Extract each line of the material that follows exactly and omit its pictures.

Records from a data source
-*-*-

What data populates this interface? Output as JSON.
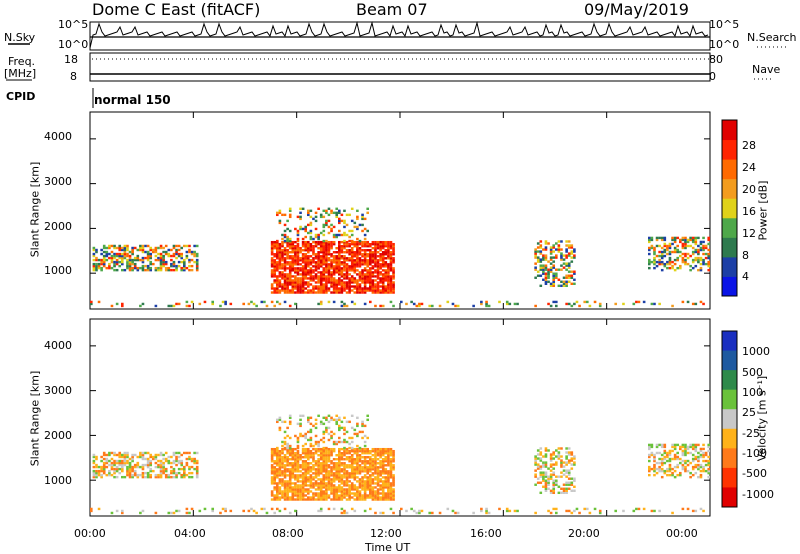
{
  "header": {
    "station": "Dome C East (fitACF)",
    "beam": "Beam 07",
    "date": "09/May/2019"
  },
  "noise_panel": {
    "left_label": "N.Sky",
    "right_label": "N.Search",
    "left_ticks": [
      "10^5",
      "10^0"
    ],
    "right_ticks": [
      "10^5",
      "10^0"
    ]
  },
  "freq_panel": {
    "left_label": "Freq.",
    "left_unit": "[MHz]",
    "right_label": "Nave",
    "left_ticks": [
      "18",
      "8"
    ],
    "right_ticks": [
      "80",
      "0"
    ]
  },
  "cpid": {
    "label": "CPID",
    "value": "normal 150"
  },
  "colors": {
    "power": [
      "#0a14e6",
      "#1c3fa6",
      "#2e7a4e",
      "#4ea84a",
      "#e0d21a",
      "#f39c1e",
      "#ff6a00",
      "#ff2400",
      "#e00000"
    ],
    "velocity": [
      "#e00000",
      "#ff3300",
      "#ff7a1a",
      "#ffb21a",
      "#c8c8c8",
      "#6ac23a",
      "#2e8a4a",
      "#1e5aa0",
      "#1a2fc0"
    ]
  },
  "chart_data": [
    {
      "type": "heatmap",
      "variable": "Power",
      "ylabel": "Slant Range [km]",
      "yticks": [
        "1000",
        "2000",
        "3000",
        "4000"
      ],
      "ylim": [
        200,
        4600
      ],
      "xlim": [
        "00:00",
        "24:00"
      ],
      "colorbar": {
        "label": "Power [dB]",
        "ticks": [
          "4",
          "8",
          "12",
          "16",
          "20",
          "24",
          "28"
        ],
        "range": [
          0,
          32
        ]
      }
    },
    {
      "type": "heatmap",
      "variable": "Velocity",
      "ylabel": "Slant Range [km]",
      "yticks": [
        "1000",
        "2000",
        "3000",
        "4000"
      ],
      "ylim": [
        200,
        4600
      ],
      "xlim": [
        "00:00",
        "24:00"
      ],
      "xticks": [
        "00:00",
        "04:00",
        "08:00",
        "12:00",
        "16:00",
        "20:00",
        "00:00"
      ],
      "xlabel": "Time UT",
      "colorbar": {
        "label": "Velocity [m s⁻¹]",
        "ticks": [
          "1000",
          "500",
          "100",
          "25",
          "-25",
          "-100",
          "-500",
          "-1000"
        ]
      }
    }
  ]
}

-*-*-

- **Answer**:
What data populates this interface? Output as JSON.
{
  "header": {
    "station": "Dome C East (fitACF)",
    "beam": "Beam 07",
    "date": "09/May/2019"
  },
  "noise_panel": {
    "left_label": "N.Sky",
    "right_label": "N.Search",
    "left_ticks": [
      "10^5",
      "10^0"
    ],
    "right_ticks": [
      "10^5",
      "10^0"
    ]
  },
  "freq_panel": {
    "left_label": "Freq.",
    "left_unit": "[MHz]",
    "right_label": "Nave",
    "left_ticks": [
      "18",
      "8"
    ],
    "right_ticks": [
      "80",
      "0"
    ]
  },
  "cpid": {
    "label": "CPID",
    "value": "normal 150"
  },
  "colors": {
    "power": [
      "#0a14e6",
      "#1c3fa6",
      "#2e7a4e",
      "#4ea84a",
      "#e0d21a",
      "#f39c1e",
      "#ff6a00",
      "#ff2400",
      "#e00000"
    ],
    "velocity": [
      "#e00000",
      "#ff3300",
      "#ff7a1a",
      "#ffb21a",
      "#c8c8c8",
      "#6ac23a",
      "#2e8a4a",
      "#1e5aa0",
      "#1a2fc0"
    ]
  },
  "chart_data": [
    {
      "type": "heatmap",
      "variable": "Power",
      "ylabel": "Slant Range [km]",
      "yticks": [
        "1000",
        "2000",
        "3000",
        "4000"
      ],
      "ylim": [
        200,
        4600
      ],
      "xlim": [
        "00:00",
        "24:00"
      ],
      "colorbar": {
        "label": "Power [dB]",
        "ticks": [
          "4",
          "8",
          "12",
          "16",
          "20",
          "24",
          "28"
        ],
        "range": [
          0,
          32
        ]
      }
    },
    {
      "type": "heatmap",
      "variable": "Velocity",
      "ylabel": "Slant Range [km]",
      "yticks": [
        "1000",
        "2000",
        "3000",
        "4000"
      ],
      "ylim": [
        200,
        4600
      ],
      "xlim": [
        "00:00",
        "24:00"
      ],
      "xticks": [
        "00:00",
        "04:00",
        "08:00",
        "12:00",
        "16:00",
        "20:00",
        "00:00"
      ],
      "xlabel": "Time UT",
      "colorbar": {
        "label": "Velocity [m s⁻¹]",
        "ticks": [
          "1000",
          "500",
          "100",
          "25",
          "-25",
          "-100",
          "-500",
          "-1000"
        ]
      }
    }
  ]
}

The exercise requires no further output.